**Written problem**
What follows is a listing to be transcribed exactly.

==========

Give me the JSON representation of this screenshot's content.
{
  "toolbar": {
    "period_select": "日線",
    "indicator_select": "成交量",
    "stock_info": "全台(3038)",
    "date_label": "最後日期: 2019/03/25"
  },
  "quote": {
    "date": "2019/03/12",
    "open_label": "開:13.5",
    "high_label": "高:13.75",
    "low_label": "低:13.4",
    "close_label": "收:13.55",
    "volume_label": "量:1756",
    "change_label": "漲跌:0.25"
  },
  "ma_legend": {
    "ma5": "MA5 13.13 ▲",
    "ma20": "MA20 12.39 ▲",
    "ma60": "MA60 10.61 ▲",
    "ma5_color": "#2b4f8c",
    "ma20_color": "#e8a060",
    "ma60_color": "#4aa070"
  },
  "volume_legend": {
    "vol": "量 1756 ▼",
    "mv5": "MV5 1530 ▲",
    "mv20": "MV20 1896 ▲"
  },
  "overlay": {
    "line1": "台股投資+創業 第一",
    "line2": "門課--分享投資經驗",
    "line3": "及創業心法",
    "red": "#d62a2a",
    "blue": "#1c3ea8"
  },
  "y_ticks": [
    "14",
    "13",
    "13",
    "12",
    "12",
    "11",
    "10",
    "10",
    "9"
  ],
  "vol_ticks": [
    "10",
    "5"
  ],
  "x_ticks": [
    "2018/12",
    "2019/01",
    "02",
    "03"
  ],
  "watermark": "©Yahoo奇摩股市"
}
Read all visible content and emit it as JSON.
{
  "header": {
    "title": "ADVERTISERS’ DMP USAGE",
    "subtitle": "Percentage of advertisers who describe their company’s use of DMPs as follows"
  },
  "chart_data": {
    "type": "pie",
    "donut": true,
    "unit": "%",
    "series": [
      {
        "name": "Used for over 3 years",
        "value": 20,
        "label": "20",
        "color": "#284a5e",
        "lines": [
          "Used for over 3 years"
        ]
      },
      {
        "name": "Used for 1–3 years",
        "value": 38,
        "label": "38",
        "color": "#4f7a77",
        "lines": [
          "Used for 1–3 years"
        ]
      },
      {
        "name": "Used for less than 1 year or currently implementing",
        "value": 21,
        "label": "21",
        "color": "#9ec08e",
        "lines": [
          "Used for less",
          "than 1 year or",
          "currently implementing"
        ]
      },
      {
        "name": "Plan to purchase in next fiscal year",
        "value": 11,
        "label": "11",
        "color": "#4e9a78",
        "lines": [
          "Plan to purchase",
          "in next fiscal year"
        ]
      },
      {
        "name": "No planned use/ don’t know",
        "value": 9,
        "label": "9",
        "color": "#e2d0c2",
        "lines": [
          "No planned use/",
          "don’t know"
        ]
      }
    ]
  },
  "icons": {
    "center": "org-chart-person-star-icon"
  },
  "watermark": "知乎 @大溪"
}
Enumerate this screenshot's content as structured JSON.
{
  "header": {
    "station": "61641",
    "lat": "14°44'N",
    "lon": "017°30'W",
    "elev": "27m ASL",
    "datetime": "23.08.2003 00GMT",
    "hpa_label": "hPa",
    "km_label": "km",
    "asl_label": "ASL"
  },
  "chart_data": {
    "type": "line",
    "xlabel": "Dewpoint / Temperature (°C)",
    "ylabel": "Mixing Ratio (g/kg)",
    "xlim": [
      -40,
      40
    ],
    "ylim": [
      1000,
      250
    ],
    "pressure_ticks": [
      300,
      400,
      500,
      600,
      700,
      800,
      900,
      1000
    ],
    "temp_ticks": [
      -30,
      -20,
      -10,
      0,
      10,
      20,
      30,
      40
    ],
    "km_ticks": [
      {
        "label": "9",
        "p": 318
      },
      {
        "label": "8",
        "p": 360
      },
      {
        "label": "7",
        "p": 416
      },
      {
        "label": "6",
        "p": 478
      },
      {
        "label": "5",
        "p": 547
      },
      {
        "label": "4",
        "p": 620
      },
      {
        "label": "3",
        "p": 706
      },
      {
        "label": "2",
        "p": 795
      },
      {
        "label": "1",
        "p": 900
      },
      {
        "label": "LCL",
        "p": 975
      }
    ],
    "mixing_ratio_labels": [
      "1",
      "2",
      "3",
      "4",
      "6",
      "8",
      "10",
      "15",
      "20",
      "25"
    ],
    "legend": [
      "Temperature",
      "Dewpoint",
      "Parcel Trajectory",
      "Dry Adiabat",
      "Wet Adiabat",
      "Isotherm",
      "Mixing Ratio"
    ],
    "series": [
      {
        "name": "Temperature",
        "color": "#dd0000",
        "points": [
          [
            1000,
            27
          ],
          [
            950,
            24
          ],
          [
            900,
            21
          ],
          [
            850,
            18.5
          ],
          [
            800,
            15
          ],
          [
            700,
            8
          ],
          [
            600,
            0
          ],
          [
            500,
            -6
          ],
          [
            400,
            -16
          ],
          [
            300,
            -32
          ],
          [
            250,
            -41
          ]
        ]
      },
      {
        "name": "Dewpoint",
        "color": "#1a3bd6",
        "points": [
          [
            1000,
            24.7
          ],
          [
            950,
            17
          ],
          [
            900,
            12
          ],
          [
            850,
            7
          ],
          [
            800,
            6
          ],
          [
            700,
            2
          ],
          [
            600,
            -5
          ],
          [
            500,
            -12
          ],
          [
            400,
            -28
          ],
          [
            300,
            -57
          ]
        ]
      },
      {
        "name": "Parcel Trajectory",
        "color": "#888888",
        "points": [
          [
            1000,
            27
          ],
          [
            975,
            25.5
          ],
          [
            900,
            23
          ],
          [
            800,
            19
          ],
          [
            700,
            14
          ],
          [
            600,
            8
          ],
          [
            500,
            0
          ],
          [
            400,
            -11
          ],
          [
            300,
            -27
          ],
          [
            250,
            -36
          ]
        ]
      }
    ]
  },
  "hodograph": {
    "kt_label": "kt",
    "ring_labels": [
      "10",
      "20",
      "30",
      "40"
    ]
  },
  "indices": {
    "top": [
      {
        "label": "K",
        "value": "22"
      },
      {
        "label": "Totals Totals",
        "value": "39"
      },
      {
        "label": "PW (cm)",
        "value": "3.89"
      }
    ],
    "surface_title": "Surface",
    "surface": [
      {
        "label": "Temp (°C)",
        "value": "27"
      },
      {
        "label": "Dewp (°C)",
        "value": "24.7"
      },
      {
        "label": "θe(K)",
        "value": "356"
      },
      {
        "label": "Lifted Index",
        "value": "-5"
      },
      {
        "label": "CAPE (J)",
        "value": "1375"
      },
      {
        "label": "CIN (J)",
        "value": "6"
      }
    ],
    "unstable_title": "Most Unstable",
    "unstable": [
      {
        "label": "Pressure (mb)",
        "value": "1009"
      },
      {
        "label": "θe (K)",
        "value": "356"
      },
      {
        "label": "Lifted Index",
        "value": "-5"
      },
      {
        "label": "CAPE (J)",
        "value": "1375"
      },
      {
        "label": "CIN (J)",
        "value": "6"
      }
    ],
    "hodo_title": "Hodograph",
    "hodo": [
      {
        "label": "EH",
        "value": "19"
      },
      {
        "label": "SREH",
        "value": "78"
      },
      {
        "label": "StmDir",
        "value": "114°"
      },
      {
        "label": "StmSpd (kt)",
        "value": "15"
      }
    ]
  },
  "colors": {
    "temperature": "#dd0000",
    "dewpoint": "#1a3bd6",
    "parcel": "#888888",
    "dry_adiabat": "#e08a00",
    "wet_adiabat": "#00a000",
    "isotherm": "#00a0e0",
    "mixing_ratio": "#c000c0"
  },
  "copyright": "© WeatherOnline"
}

==========

**Expected answer**
Give me the JSON representation of this screenshot's content.
{
  "toolbar": {
    "period_select": "日線",
    "indicator_select": "成交量",
    "stock_info": "全台(3038)",
    "date_label": "最後日期: 2019/03/25"
  },
  "quote": {
    "date": "2019/03/12",
    "open_label": "開:13.5",
    "high_label": "高:13.75",
    "low_label": "低:13.4",
    "close_label": "收:13.55",
    "volume_label": "量:1756",
    "change_label": "漲跌:0.25"
  },
  "ma_legend": {
    "ma5": "MA5 13.13 ▲",
    "ma20": "MA20 12.39 ▲",
    "ma60": "MA60 10.61 ▲",
    "ma5_color": "#2b4f8c",
    "ma20_color": "#e8a060",
    "ma60_color": "#4aa070"
  },
  "volume_legend": {
    "vol": "量 1756 ▼",
    "mv5": "MV5 1530 ▲",
    "mv20": "MV20 1896 ▲"
  },
  "overlay": {
    "line1": "台股投資+創業 第一",
    "line2": "門課--分享投資經驗",
    "line3": "及創業心法",
    "red": "#d62a2a",
    "blue": "#1c3ea8"
  },
  "y_ticks": [
    "14",
    "13",
    "13",
    "12",
    "12",
    "11",
    "10",
    "10",
    "9"
  ],
  "vol_ticks": [
    "10",
    "5"
  ],
  "x_ticks": [
    "2018/12",
    "2019/01",
    "02",
    "03"
  ],
  "watermark": "©Yahoo奇摩股市"
}
Read all visible content and emit it as JSON.
{
  "header": {
    "title": "ADVERTISERS’ DMP USAGE",
    "subtitle": "Percentage of advertisers who describe their company’s use of DMPs as follows"
  },
  "chart_data": {
    "type": "pie",
    "donut": true,
    "unit": "%",
    "series": [
      {
        "name": "Used for over 3 years",
        "value": 20,
        "label": "20",
        "color": "#284a5e",
        "lines": [
          "Used for over 3 years"
        ]
      },
      {
        "name": "Used for 1–3 years",
        "value": 38,
        "label": "38",
        "color": "#4f7a77",
        "lines": [
          "Used for 1–3 years"
        ]
      },
      {
        "name": "Used for less than 1 year or currently implementing",
        "value": 21,
        "label": "21",
        "color": "#9ec08e",
        "lines": [
          "Used for less",
          "than 1 year or",
          "currently implementing"
        ]
      },
      {
        "name": "Plan to purchase in next fiscal year",
        "value": 11,
        "label": "11",
        "color": "#4e9a78",
        "lines": [
          "Plan to purchase",
          "in next fiscal year"
        ]
      },
      {
        "name": "No planned use/ don’t know",
        "value": 9,
        "label": "9",
        "color": "#e2d0c2",
        "lines": [
          "No planned use/",
          "don’t know"
        ]
      }
    ]
  },
  "icons": {
    "center": "org-chart-person-star-icon"
  },
  "watermark": "知乎 @大溪"
}
Enumerate this screenshot's content as structured JSON.
{
  "header": {
    "station": "61641",
    "lat": "14°44'N",
    "lon": "017°30'W",
    "elev": "27m ASL",
    "datetime": "23.08.2003 00GMT",
    "hpa_label": "hPa",
    "km_label": "km",
    "asl_label": "ASL"
  },
  "chart_data": {
    "type": "line",
    "xlabel": "Dewpoint / Temperature (°C)",
    "ylabel": "Mixing Ratio (g/kg)",
    "xlim": [
      -40,
      40
    ],
    "ylim": [
      1000,
      250
    ],
    "pressure_ticks": [
      300,
      400,
      500,
      600,
      700,
      800,
      900,
      1000
    ],
    "temp_ticks": [
      -30,
      -20,
      -10,
      0,
      10,
      20,
      30,
      40
    ],
    "km_ticks": [
      {
        "label": "9",
        "p": 318
      },
      {
        "label": "8",
        "p": 360
      },
      {
        "label": "7",
        "p": 416
      },
      {
        "label": "6",
        "p": 478
      },
      {
        "label": "5",
        "p": 547
      },
      {
        "label": "4",
        "p": 620
      },
      {
        "label": "3",
        "p": 706
      },
      {
        "label": "2",
        "p": 795
      },
      {
        "label": "1",
        "p": 900
      },
      {
        "label": "LCL",
        "p": 975
      }
    ],
    "mixing_ratio_labels": [
      "1",
      "2",
      "3",
      "4",
      "6",
      "8",
      "10",
      "15",
      "20",
      "25"
    ],
    "legend": [
      "Temperature",
      "Dewpoint",
      "Parcel Trajectory",
      "Dry Adiabat",
      "Wet Adiabat",
      "Isotherm",
      "Mixing Ratio"
    ],
    "series": [
      {
        "name": "Temperature",
        "color": "#dd0000",
        "points": [
          [
            1000,
            27
          ],
          [
            950,
            24
          ],
          [
            900,
            21
          ],
          [
            850,
            18.5
          ],
          [
            800,
            15
          ],
          [
            700,
            8
          ],
          [
            600,
            0
          ],
          [
            500,
            -6
          ],
          [
            400,
            -16
          ],
          [
            300,
            -32
          ],
          [
            250,
            -41
          ]
        ]
      },
      {
        "name": "Dewpoint",
        "color": "#1a3bd6",
        "points": [
          [
            1000,
            24.7
          ],
          [
            950,
            17
          ],
          [
            900,
            12
          ],
          [
            850,
            7
          ],
          [
            800,
            6
          ],
          [
            700,
            2
          ],
          [
            600,
            -5
          ],
          [
            500,
            -12
          ],
          [
            400,
            -28
          ],
          [
            300,
            -57
          ]
        ]
      },
      {
        "name": "Parcel Trajectory",
        "color": "#888888",
        "points": [
          [
            1000,
            27
          ],
          [
            975,
            25.5
          ],
          [
            900,
            23
          ],
          [
            800,
            19
          ],
          [
            700,
            14
          ],
          [
            600,
            8
          ],
          [
            500,
            0
          ],
          [
            400,
            -11
          ],
          [
            300,
            -27
          ],
          [
            250,
            -36
          ]
        ]
      }
    ]
  },
  "hodograph": {
    "kt_label": "kt",
    "ring_labels": [
      "10",
      "20",
      "30",
      "40"
    ]
  },
  "indices": {
    "top": [
      {
        "label": "K",
        "value": "22"
      },
      {
        "label": "Totals Totals",
        "value": "39"
      },
      {
        "label": "PW (cm)",
        "value": "3.89"
      }
    ],
    "surface_title": "Surface",
    "surface": [
      {
        "label": "Temp (°C)",
        "value": "27"
      },
      {
        "label": "Dewp (°C)",
        "value": "24.7"
      },
      {
        "label": "θe(K)",
        "value": "356"
      },
      {
        "label": "Lifted Index",
        "value": "-5"
      },
      {
        "label": "CAPE (J)",
        "value": "1375"
      },
      {
        "label": "CIN (J)",
        "value": "6"
      }
    ],
    "unstable_title": "Most Unstable",
    "unstable": [
      {
        "label": "Pressure (mb)",
        "value": "1009"
      },
      {
        "label": "θe (K)",
        "value": "356"
      },
      {
        "label": "Lifted Index",
        "value": "-5"
      },
      {
        "label": "CAPE (J)",
        "value": "1375"
      },
      {
        "label": "CIN (J)",
        "value": "6"
      }
    ],
    "hodo_title": "Hodograph",
    "hodo": [
      {
        "label": "EH",
        "value": "19"
      },
      {
        "label": "SREH",
        "value": "78"
      },
      {
        "label": "StmDir",
        "value": "114°"
      },
      {
        "label": "StmSpd (kt)",
        "value": "15"
      }
    ]
  },
  "colors": {
    "temperature": "#dd0000",
    "dewpoint": "#1a3bd6",
    "parcel": "#888888",
    "dry_adiabat": "#e08a00",
    "wet_adiabat": "#00a000",
    "isotherm": "#00a0e0",
    "mixing_ratio": "#c000c0"
  },
  "copyright": "© WeatherOnline"
}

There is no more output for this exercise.